Exercise directions.
Can you write out all the lines word for word, with no pictures?

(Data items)
# # # # #
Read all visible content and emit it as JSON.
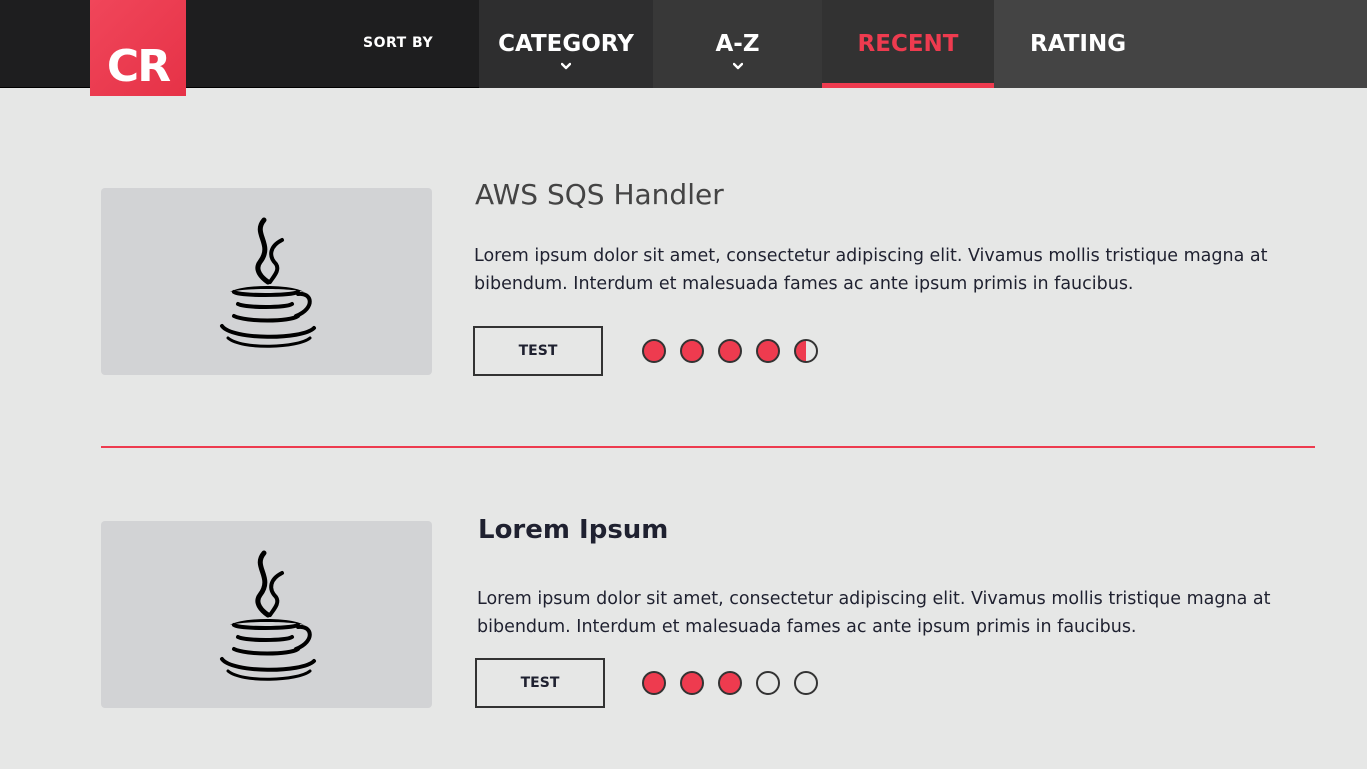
{
  "header": {
    "logo_text": "CR",
    "sort_label": "SORT BY",
    "tabs": [
      {
        "label": "CATEGORY",
        "has_dropdown": true
      },
      {
        "label": "A-Z",
        "has_dropdown": true
      },
      {
        "label": "RECENT",
        "active": true
      },
      {
        "label": "RATING"
      }
    ]
  },
  "cards": [
    {
      "icon": "java-icon",
      "title": "AWS SQS Handler",
      "description": "Lorem ipsum dolor sit amet, consectetur adipiscing elit. Vivamus mollis tristique magna at bibendum. Interdum et malesuada fames ac ante ipsum primis in faucibus.",
      "button_label": "TEST",
      "rating": 4.5,
      "rating_max": 5
    },
    {
      "icon": "java-icon",
      "title": "Lorem Ipsum",
      "description": "Lorem ipsum dolor sit amet, consectetur adipiscing elit. Vivamus mollis tristique magna at bibendum. Interdum et malesuada fames ac ante ipsum primis in faucibus.",
      "button_label": "TEST",
      "rating": 3,
      "rating_max": 5
    }
  ],
  "colors": {
    "accent": "#ee3b4f",
    "nav_bg": "#1e1e1f",
    "page_bg": "#e6e7e6"
  }
}
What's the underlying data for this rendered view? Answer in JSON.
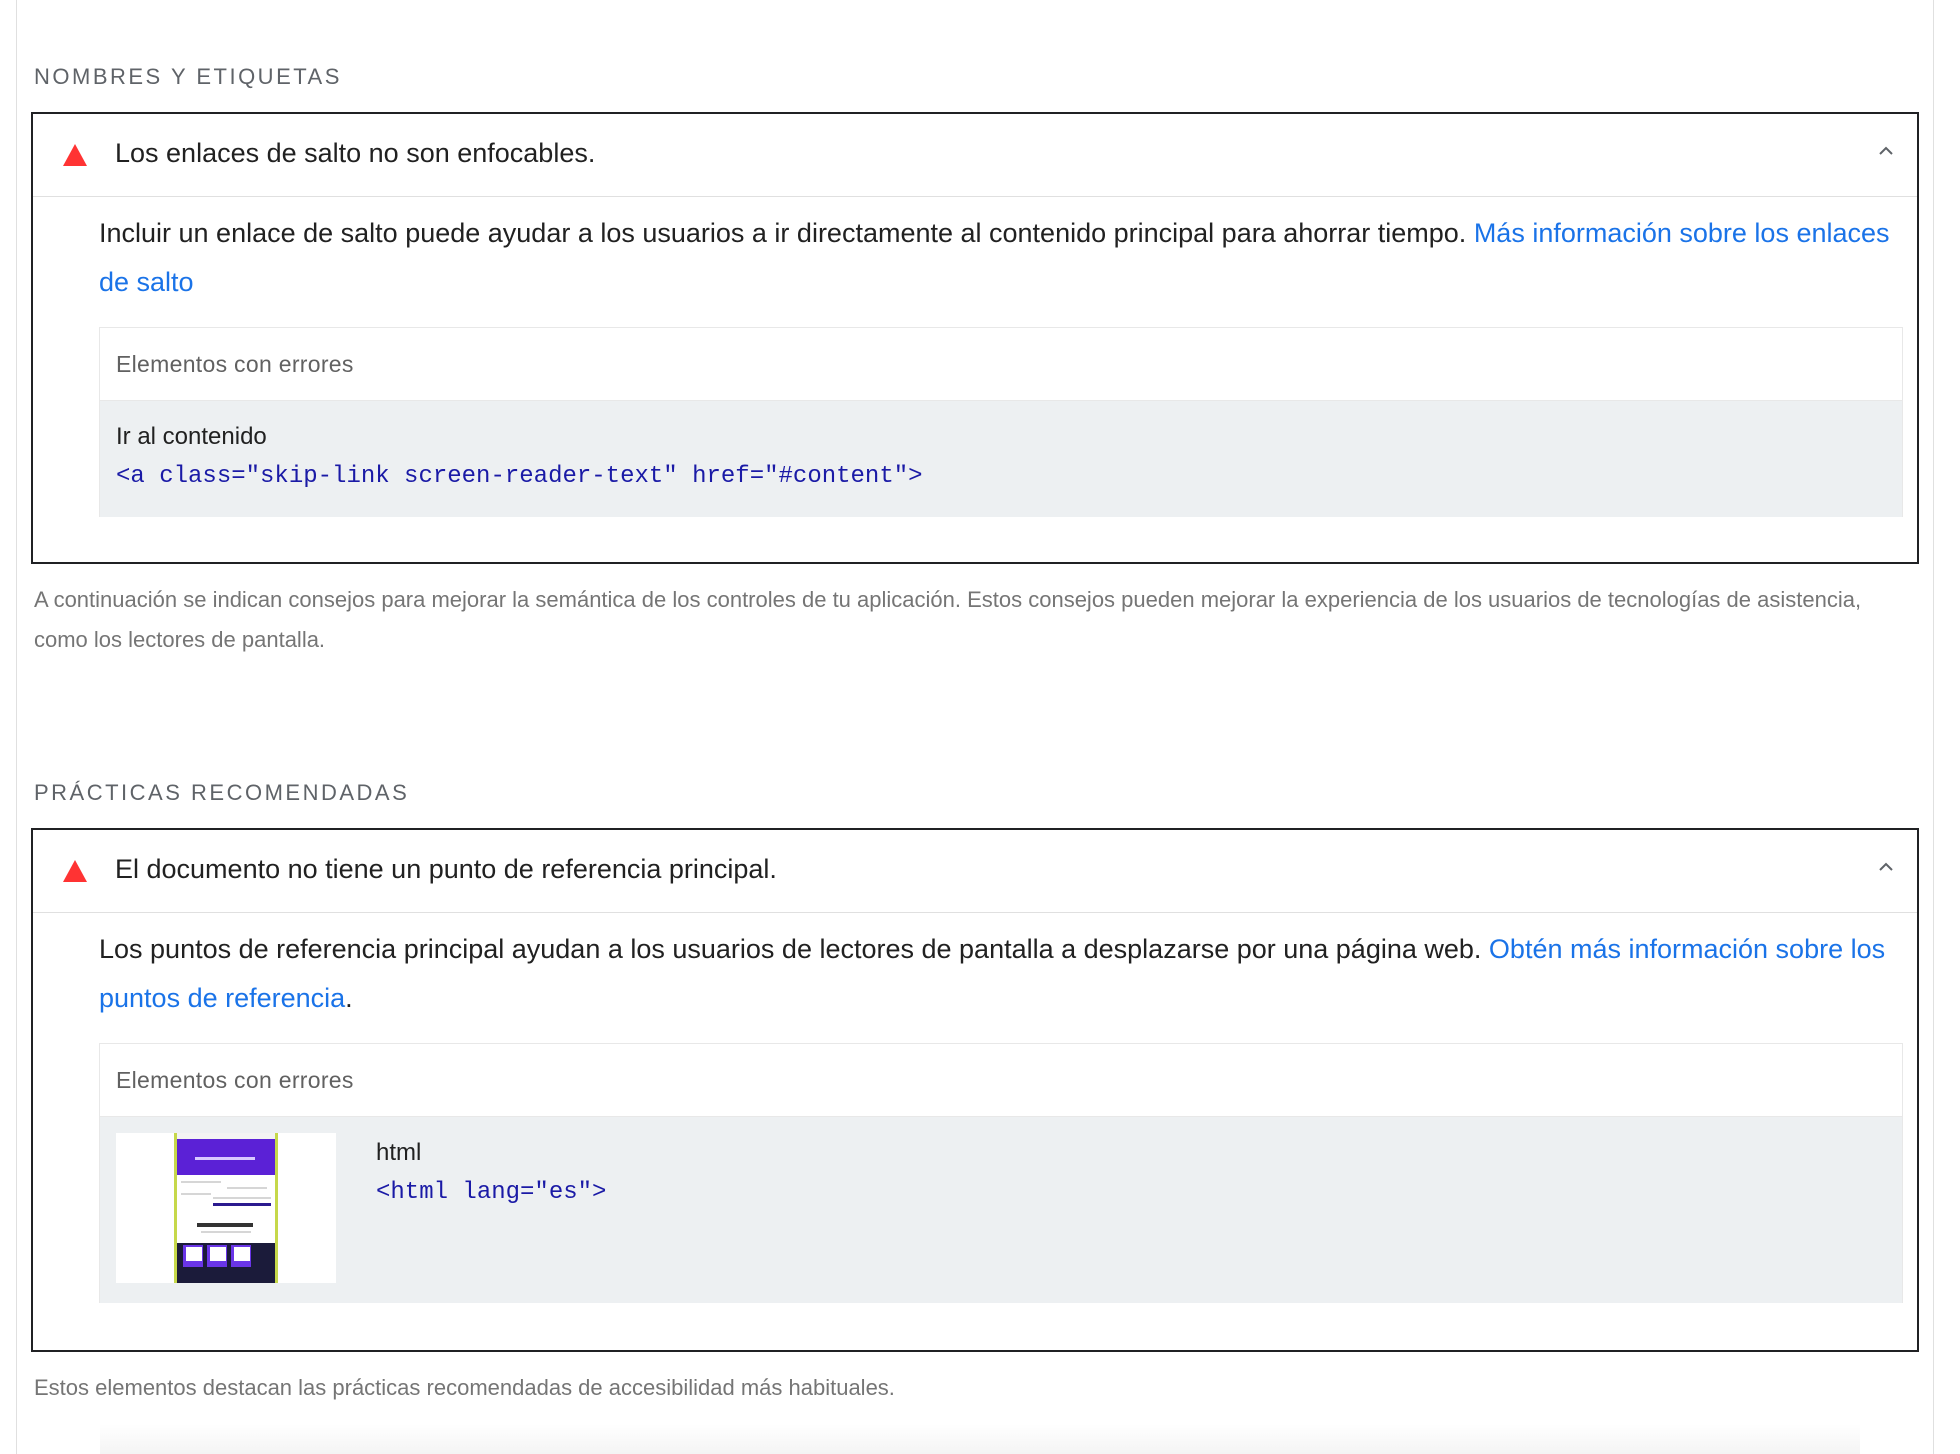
{
  "sections": [
    {
      "title": "NOMBRES Y ETIQUETAS",
      "audit": {
        "title": "Los enlaces de salto no son enfocables.",
        "description": "Incluir un enlace de salto puede ayudar a los usuarios a ir directamente al contenido principal para ahorrar tiempo. ",
        "link_text": "Más información sobre los enlaces de salto",
        "link_suffix": "",
        "table_header": "Elementos con errores",
        "node_label": "Ir al contenido",
        "node_snippet": "<a class=\"skip-link screen-reader-text\" href=\"#content\">"
      },
      "note": "A continuación se indican consejos para mejorar la semántica de los controles de tu aplicación. Estos consejos pueden mejorar la experiencia de los usuarios de tecnologías de asistencia, como los lectores de pantalla."
    },
    {
      "title": "PRÁCTICAS RECOMENDADAS",
      "audit": {
        "title": "El documento no tiene un punto de referencia principal.",
        "description": "Los puntos de referencia principal ayudan a los usuarios de lectores de pantalla a desplazarse por una página web. ",
        "link_text": "Obtén más información sobre los puntos de referencia",
        "link_suffix": ".",
        "table_header": "Elementos con errores",
        "node_label": "html",
        "node_snippet": "<html lang=\"es\">"
      },
      "note": "Estos elementos destacan las prácticas recomendadas de accesibilidad más habituales."
    }
  ],
  "icons": {
    "fail": "warning-triangle-icon",
    "collapse": "chevron-up-icon"
  },
  "colors": {
    "fail": "#ff3333",
    "link": "#1a73e8",
    "code": "#1a1aa6",
    "row_bg": "#edf0f2"
  }
}
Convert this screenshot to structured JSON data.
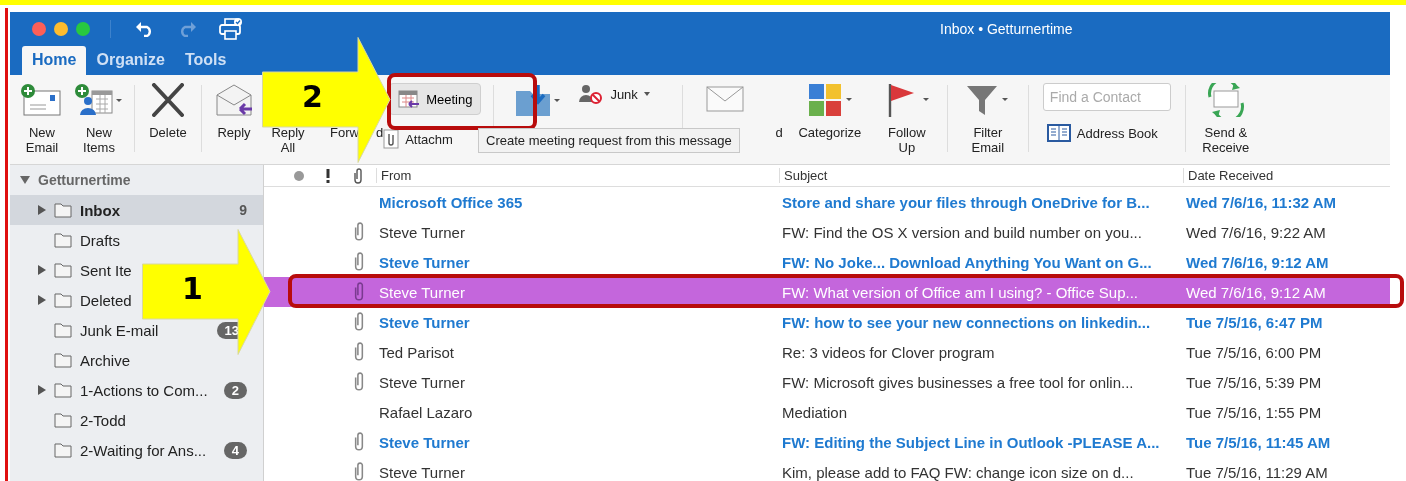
{
  "window": {
    "title": "Inbox • Getturnertime"
  },
  "tabs": [
    {
      "label": "Home",
      "selected": true
    },
    {
      "label": "Organize",
      "selected": false
    },
    {
      "label": "Tools",
      "selected": false
    }
  ],
  "ribbon": {
    "new_email": "New\nEmail",
    "new_items": "New\nItems",
    "delete": "Delete",
    "reply": "Reply",
    "reply_all": "Reply\nAll",
    "forward": "Forw",
    "forward_end": "d",
    "meeting": "Meeting",
    "attachment": "Attachm",
    "junk": "Junk",
    "unread": "d",
    "categorize": "Categorize",
    "follow_up": "Follow\nUp",
    "filter_email": "Filter\nEmail",
    "find_contact": {
      "placeholder": "Find a Contact"
    },
    "address_book": "Address Book",
    "send_receive": "Send &\nReceive"
  },
  "tooltip": "Create meeting request from this message",
  "sidebar": {
    "account": {
      "label": "Getturnertime",
      "expanded": true
    },
    "folders": [
      {
        "name": "Inbox",
        "count": "9",
        "badge": false,
        "collapsible": true,
        "selected": true
      },
      {
        "name": "Drafts",
        "collapsible": false,
        "selected": false
      },
      {
        "name": "Sent Ite",
        "collapsible": true,
        "selected": false
      },
      {
        "name": "Deleted",
        "collapsible": true,
        "selected": false
      },
      {
        "name": "Junk E-mail",
        "count": "13",
        "badge": true,
        "collapsible": false,
        "selected": false
      },
      {
        "name": "Archive",
        "collapsible": false,
        "selected": false
      },
      {
        "name": "1-Actions to Com...",
        "count": "2",
        "badge": true,
        "collapsible": true,
        "selected": false
      },
      {
        "name": "2-Todd",
        "collapsible": false,
        "selected": false
      },
      {
        "name": "2-Waiting for Ans...",
        "count": "4",
        "badge": true,
        "collapsible": false,
        "selected": false
      }
    ]
  },
  "columns": [
    "From",
    "Subject",
    "Date Received"
  ],
  "rows": [
    {
      "from": "Microsoft Office 365",
      "subject": "Store and share your files through OneDrive for B...",
      "date": "Wed 7/6/16, 11:32 AM",
      "unread": true,
      "attachment": false,
      "selected": false
    },
    {
      "from": "Steve Turner",
      "subject": "FW: Find the OS X version and build number on you...",
      "date": "Wed 7/6/16, 9:22 AM",
      "unread": false,
      "attachment": true,
      "selected": false
    },
    {
      "from": "Steve Turner",
      "subject": "FW: No Joke... Download Anything You Want on G...",
      "date": "Wed 7/6/16, 9:12 AM",
      "unread": true,
      "attachment": true,
      "selected": false
    },
    {
      "from": "Steve Turner",
      "subject": "FW: What version of Office am I using? - Office Sup...",
      "date": "Wed 7/6/16, 9:12 AM",
      "unread": false,
      "attachment": true,
      "selected": true
    },
    {
      "from": "Steve Turner",
      "subject": "FW: how to see your new connections on linkedin...",
      "date": "Tue 7/5/16, 6:47 PM",
      "unread": true,
      "attachment": true,
      "selected": false
    },
    {
      "from": "Ted Parisot",
      "subject": "Re: 3 videos for Clover program",
      "date": "Tue 7/5/16, 6:00 PM",
      "unread": false,
      "attachment": true,
      "selected": false
    },
    {
      "from": "Steve Turner",
      "subject": "FW: Microsoft gives businesses a free tool for onlin...",
      "date": "Tue 7/5/16, 5:39 PM",
      "unread": false,
      "attachment": true,
      "selected": false
    },
    {
      "from": "Rafael Lazaro",
      "subject": "Mediation",
      "date": "Tue 7/5/16, 1:55 PM",
      "unread": false,
      "attachment": false,
      "selected": false
    },
    {
      "from": "Steve Turner",
      "subject": "FW: Editing the Subject Line in Outlook -PLEASE A...",
      "date": "Tue 7/5/16, 11:45 AM",
      "unread": true,
      "attachment": true,
      "selected": false
    },
    {
      "from": "Steve Turner",
      "subject": "Kim, please add to FAQ  FW: change icon size on d...",
      "date": "Tue 7/5/16, 11:29 AM",
      "unread": false,
      "attachment": true,
      "selected": false
    }
  ],
  "annotations": [
    {
      "label": "1"
    },
    {
      "label": "2"
    }
  ]
}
# # # # #
Answer for the task.
Read all visible content and emit it as JSON.
{
  "header": {
    "logo_text": "CR",
    "sort_label": "SORT BY",
    "tabs": [
      {
        "label": "CATEGORY",
        "has_dropdown": true
      },
      {
        "label": "A-Z",
        "has_dropdown": true
      },
      {
        "label": "RECENT",
        "active": true
      },
      {
        "label": "RATING"
      }
    ]
  },
  "cards": [
    {
      "icon": "java-icon",
      "title": "AWS SQS Handler",
      "description": "Lorem ipsum dolor sit amet, consectetur adipiscing elit. Vivamus mollis tristique magna at bibendum. Interdum et malesuada fames ac ante ipsum primis in faucibus.",
      "button_label": "TEST",
      "rating": 4.5,
      "rating_max": 5
    },
    {
      "icon": "java-icon",
      "title": "Lorem Ipsum",
      "description": "Lorem ipsum dolor sit amet, consectetur adipiscing elit. Vivamus mollis tristique magna at bibendum. Interdum et malesuada fames ac ante ipsum primis in faucibus.",
      "button_label": "TEST",
      "rating": 3,
      "rating_max": 5
    }
  ],
  "colors": {
    "accent": "#ee3b4f",
    "nav_bg": "#1e1e1f",
    "page_bg": "#e6e7e6"
  }
}
What's the underlying data for this rendered view? Answer in JSON.
{
  "sections": [
    {
      "title": "NOMBRES Y ETIQUETAS",
      "audit": {
        "title": "Los enlaces de salto no son enfocables.",
        "description": "Incluir un enlace de salto puede ayudar a los usuarios a ir directamente al contenido principal para ahorrar tiempo. ",
        "link_text": "Más información sobre los enlaces de salto",
        "link_suffix": "",
        "table_header": "Elementos con errores",
        "node_label": "Ir al contenido",
        "node_snippet": "<a class=\"skip-link screen-reader-text\" href=\"#content\">"
      },
      "note": "A continuación se indican consejos para mejorar la semántica de los controles de tu aplicación. Estos consejos pueden mejorar la experiencia de los usuarios de tecnologías de asistencia, como los lectores de pantalla."
    },
    {
      "title": "PRÁCTICAS RECOMENDADAS",
      "audit": {
        "title": "El documento no tiene un punto de referencia principal.",
        "description": "Los puntos de referencia principal ayudan a los usuarios de lectores de pantalla a desplazarse por una página web. ",
        "link_text": "Obtén más información sobre los puntos de referencia",
        "link_suffix": ".",
        "table_header": "Elementos con errores",
        "node_label": "html",
        "node_snippet": "<html lang=\"es\">"
      },
      "note": "Estos elementos destacan las prácticas recomendadas de accesibilidad más habituales."
    }
  ],
  "icons": {
    "fail": "warning-triangle-icon",
    "collapse": "chevron-up-icon"
  },
  "colors": {
    "fail": "#ff3333",
    "link": "#1a73e8",
    "code": "#1a1aa6",
    "row_bg": "#edf0f2"
  }
}
Convert this screenshot to structured JSON data.
{
  "window": {
    "title": "Inbox • Getturnertime"
  },
  "tabs": [
    {
      "label": "Home",
      "selected": true
    },
    {
      "label": "Organize",
      "selected": false
    },
    {
      "label": "Tools",
      "selected": false
    }
  ],
  "ribbon": {
    "new_email": "New\nEmail",
    "new_items": "New\nItems",
    "delete": "Delete",
    "reply": "Reply",
    "reply_all": "Reply\nAll",
    "forward": "Forw",
    "forward_end": "d",
    "meeting": "Meeting",
    "attachment": "Attachm",
    "junk": "Junk",
    "unread": "d",
    "categorize": "Categorize",
    "follow_up": "Follow\nUp",
    "filter_email": "Filter\nEmail",
    "find_contact": {
      "placeholder": "Find a Contact"
    },
    "address_book": "Address Book",
    "send_receive": "Send &\nReceive"
  },
  "tooltip": "Create meeting request from this message",
  "sidebar": {
    "account": {
      "label": "Getturnertime",
      "expanded": true
    },
    "folders": [
      {
        "name": "Inbox",
        "count": "9",
        "badge": false,
        "collapsible": true,
        "selected": true
      },
      {
        "name": "Drafts",
        "collapsible": false,
        "selected": false
      },
      {
        "name": "Sent Ite",
        "collapsible": true,
        "selected": false
      },
      {
        "name": "Deleted",
        "collapsible": true,
        "selected": false
      },
      {
        "name": "Junk E-mail",
        "count": "13",
        "badge": true,
        "collapsible": false,
        "selected": false
      },
      {
        "name": "Archive",
        "collapsible": false,
        "selected": false
      },
      {
        "name": "1-Actions to Com...",
        "count": "2",
        "badge": true,
        "collapsible": true,
        "selected": false
      },
      {
        "name": "2-Todd",
        "collapsible": false,
        "selected": false
      },
      {
        "name": "2-Waiting for Ans...",
        "count": "4",
        "badge": true,
        "collapsible": false,
        "selected": false
      }
    ]
  },
  "columns": [
    "From",
    "Subject",
    "Date Received"
  ],
  "rows": [
    {
      "from": "Microsoft Office 365",
      "subject": "Store and share your files through OneDrive for B...",
      "date": "Wed 7/6/16, 11:32 AM",
      "unread": true,
      "attachment": false,
      "selected": false
    },
    {
      "from": "Steve Turner",
      "subject": "FW: Find the OS X version and build number on you...",
      "date": "Wed 7/6/16, 9:22 AM",
      "unread": false,
      "attachment": true,
      "selected": false
    },
    {
      "from": "Steve Turner",
      "subject": "FW: No Joke... Download Anything You Want on G...",
      "date": "Wed 7/6/16, 9:12 AM",
      "unread": true,
      "attachment": true,
      "selected": false
    },
    {
      "from": "Steve Turner",
      "subject": "FW: What version of Office am I using? - Office Sup...",
      "date": "Wed 7/6/16, 9:12 AM",
      "unread": false,
      "attachment": true,
      "selected": true
    },
    {
      "from": "Steve Turner",
      "subject": "FW: how to see your new connections on linkedin...",
      "date": "Tue 7/5/16, 6:47 PM",
      "unread": true,
      "attachment": true,
      "selected": false
    },
    {
      "from": "Ted Parisot",
      "subject": "Re: 3 videos for Clover program",
      "date": "Tue 7/5/16, 6:00 PM",
      "unread": false,
      "attachment": true,
      "selected": false
    },
    {
      "from": "Steve Turner",
      "subject": "FW: Microsoft gives businesses a free tool for onlin...",
      "date": "Tue 7/5/16, 5:39 PM",
      "unread": false,
      "attachment": true,
      "selected": false
    },
    {
      "from": "Rafael Lazaro",
      "subject": "Mediation",
      "date": "Tue 7/5/16, 1:55 PM",
      "unread": false,
      "attachment": false,
      "selected": false
    },
    {
      "from": "Steve Turner",
      "subject": "FW: Editing the Subject Line in Outlook -PLEASE A...",
      "date": "Tue 7/5/16, 11:45 AM",
      "unread": true,
      "attachment": true,
      "selected": false
    },
    {
      "from": "Steve Turner",
      "subject": "Kim, please add to FAQ  FW: change icon size on d...",
      "date": "Tue 7/5/16, 11:29 AM",
      "unread": false,
      "attachment": true,
      "selected": false
    }
  ],
  "annotations": [
    {
      "label": "1"
    },
    {
      "label": "2"
    }
  ]
}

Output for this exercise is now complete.